**Directive**
Could you rewrite the entries from the very first line through the line containing "- trace-synthetic: [1030, 593, 1739, 647]", both included, with "trace-synthetic" replaced by "trace-model" and all else unchanged, giving only those lines?
----------
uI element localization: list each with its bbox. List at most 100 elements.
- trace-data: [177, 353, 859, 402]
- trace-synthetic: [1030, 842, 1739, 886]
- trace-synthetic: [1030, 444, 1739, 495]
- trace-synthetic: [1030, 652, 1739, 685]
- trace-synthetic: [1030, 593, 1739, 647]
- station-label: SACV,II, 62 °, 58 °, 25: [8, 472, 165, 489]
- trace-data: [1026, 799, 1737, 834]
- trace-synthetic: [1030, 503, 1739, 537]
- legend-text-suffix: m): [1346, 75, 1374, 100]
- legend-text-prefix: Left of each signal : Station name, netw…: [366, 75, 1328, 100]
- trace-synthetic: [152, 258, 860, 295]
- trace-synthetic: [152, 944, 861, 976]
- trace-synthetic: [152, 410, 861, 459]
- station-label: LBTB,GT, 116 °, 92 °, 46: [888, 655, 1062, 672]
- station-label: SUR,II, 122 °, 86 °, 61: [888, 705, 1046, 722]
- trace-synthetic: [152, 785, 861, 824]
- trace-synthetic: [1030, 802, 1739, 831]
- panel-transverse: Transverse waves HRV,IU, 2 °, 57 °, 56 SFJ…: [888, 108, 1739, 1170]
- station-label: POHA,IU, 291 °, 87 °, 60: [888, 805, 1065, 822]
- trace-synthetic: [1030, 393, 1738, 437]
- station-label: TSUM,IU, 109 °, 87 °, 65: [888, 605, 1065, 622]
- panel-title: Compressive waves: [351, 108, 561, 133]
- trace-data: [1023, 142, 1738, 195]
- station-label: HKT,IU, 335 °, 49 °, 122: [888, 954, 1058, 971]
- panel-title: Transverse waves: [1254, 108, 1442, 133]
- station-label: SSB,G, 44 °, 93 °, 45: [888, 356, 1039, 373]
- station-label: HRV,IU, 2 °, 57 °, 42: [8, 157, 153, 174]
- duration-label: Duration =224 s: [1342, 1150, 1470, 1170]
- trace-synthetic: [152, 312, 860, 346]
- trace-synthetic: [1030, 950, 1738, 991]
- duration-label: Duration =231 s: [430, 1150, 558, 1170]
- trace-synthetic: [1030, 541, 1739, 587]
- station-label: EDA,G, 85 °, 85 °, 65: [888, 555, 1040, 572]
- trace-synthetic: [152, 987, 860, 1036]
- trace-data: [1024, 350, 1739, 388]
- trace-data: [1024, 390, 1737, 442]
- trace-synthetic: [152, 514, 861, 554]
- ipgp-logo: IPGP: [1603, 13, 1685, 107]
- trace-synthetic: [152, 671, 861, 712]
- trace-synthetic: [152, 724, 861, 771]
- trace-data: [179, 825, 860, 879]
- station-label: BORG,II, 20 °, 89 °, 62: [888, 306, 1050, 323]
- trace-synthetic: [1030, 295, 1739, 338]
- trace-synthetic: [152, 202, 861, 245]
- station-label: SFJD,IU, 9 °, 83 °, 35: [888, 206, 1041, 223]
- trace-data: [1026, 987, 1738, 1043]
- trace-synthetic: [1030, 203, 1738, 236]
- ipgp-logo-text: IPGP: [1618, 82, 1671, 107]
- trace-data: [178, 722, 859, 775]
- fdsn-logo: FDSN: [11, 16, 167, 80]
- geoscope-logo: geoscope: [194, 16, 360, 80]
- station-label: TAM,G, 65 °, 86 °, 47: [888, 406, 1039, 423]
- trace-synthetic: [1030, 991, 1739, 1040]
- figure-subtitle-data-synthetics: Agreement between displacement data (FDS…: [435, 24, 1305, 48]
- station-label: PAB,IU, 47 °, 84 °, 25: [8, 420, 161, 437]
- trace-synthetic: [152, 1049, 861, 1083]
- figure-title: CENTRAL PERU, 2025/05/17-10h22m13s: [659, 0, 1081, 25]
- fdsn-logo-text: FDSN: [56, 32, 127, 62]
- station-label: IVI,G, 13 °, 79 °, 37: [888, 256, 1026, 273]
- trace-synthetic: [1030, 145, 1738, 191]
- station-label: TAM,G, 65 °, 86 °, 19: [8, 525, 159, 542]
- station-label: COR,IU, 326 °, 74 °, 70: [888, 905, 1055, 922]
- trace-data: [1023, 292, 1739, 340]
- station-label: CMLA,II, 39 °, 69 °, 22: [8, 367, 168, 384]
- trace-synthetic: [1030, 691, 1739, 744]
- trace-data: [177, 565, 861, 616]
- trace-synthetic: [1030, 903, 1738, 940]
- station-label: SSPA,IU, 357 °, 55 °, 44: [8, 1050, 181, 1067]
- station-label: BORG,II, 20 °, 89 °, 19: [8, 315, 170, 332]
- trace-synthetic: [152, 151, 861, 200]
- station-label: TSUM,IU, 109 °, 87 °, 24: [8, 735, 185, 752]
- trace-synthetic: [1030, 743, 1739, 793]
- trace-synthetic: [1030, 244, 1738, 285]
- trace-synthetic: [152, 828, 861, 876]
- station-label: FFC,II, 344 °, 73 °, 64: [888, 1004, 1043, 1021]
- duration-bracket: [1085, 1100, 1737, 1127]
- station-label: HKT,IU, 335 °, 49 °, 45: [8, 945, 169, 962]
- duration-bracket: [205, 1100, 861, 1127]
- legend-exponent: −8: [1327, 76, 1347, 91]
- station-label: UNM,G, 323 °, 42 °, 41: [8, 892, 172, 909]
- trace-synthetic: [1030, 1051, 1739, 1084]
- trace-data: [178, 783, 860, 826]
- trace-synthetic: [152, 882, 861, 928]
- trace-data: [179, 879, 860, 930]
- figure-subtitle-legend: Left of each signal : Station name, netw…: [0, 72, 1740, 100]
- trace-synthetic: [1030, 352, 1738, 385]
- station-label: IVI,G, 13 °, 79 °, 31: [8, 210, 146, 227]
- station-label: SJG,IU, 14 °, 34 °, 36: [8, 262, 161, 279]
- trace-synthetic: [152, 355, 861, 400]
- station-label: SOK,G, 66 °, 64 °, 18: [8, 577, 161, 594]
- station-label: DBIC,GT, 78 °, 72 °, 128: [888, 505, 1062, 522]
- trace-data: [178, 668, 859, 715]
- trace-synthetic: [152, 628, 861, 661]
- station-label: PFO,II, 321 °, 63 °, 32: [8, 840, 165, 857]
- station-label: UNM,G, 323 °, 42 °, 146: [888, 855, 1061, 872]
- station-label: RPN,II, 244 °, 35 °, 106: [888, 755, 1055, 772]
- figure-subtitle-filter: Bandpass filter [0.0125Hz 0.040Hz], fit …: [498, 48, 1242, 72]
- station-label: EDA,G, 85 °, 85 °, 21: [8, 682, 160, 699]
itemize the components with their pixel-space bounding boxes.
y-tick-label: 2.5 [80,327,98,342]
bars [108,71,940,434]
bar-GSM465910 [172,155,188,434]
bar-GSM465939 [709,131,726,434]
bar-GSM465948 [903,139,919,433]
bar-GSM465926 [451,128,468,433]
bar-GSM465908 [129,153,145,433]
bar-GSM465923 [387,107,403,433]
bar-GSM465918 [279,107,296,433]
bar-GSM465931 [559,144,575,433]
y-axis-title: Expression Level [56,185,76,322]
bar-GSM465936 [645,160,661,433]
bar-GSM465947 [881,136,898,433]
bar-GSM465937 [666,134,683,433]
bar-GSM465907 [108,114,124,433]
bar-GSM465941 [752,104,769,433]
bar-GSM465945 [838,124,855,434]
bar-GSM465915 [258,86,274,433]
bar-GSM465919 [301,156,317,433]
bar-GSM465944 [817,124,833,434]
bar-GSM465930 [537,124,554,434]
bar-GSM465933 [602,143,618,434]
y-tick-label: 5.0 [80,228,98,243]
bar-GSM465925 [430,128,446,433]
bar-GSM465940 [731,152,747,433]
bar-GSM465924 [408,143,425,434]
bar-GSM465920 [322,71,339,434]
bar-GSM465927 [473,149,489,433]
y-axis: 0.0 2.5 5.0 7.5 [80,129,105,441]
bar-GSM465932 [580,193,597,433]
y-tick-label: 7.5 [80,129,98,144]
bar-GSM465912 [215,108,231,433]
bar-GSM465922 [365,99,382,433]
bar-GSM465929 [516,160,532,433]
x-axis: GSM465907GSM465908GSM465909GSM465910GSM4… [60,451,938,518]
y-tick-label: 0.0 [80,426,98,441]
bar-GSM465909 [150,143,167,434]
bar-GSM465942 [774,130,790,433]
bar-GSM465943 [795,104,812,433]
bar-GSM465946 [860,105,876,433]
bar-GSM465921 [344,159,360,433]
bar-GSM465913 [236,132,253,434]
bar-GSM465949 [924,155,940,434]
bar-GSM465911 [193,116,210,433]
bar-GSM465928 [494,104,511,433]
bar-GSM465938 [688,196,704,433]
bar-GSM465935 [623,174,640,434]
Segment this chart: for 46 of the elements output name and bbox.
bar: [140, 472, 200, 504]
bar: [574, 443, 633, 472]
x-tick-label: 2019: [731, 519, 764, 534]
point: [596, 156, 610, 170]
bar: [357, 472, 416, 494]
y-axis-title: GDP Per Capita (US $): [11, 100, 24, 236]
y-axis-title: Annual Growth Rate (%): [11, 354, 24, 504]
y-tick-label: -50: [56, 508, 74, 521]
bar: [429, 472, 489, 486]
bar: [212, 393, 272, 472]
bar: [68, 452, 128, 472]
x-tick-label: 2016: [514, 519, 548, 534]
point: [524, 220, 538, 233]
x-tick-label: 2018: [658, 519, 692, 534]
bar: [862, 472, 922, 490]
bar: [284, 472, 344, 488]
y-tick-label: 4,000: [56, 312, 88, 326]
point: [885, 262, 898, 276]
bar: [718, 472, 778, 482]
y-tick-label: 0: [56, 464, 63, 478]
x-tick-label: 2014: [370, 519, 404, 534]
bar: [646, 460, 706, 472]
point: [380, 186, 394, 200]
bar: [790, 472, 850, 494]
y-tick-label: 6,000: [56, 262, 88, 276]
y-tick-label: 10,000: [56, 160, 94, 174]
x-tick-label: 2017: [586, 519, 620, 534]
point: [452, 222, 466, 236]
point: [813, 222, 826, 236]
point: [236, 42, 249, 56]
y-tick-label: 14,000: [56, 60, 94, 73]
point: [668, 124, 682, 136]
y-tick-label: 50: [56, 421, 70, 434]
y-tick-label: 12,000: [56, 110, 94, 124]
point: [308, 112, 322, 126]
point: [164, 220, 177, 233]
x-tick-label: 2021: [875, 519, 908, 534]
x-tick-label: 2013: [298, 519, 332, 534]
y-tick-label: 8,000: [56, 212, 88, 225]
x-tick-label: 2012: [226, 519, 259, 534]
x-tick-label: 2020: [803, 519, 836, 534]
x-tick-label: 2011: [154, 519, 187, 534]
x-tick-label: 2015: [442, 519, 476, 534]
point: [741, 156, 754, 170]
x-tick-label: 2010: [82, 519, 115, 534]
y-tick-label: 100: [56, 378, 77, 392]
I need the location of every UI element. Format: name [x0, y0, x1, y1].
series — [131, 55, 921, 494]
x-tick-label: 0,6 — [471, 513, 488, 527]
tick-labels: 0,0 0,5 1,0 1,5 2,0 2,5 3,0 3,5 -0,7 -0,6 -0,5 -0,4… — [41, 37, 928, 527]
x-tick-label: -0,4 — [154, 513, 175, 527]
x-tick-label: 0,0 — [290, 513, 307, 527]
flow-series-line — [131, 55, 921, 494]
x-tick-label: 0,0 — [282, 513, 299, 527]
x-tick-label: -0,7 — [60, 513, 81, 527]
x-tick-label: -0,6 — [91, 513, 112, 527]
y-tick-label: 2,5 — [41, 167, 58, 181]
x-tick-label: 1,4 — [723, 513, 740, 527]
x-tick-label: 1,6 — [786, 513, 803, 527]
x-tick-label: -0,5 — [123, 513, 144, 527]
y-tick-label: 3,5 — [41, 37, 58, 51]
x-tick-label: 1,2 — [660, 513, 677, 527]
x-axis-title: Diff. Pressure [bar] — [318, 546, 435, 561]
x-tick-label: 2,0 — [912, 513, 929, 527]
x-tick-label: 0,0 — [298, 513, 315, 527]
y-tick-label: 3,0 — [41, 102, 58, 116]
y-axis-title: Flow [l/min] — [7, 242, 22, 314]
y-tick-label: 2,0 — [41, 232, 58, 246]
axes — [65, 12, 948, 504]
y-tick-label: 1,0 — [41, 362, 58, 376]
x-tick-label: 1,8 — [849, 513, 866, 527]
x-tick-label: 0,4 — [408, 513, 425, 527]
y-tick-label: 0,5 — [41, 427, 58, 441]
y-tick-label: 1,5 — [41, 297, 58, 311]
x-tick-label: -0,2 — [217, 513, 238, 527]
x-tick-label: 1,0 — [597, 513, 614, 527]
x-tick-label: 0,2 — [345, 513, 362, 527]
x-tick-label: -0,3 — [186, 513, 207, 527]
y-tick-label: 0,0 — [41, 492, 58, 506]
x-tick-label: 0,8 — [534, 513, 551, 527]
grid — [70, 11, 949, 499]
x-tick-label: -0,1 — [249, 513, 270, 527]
----------
**The output**
uI element localization: list each with its bbox. List at most 100 elements.
- trace-data: [177, 353, 859, 402]
- trace-model: [1030, 842, 1739, 886]
- trace-model: [1030, 444, 1739, 495]
- trace-model: [1030, 652, 1739, 685]
- trace-model: [1030, 593, 1739, 647]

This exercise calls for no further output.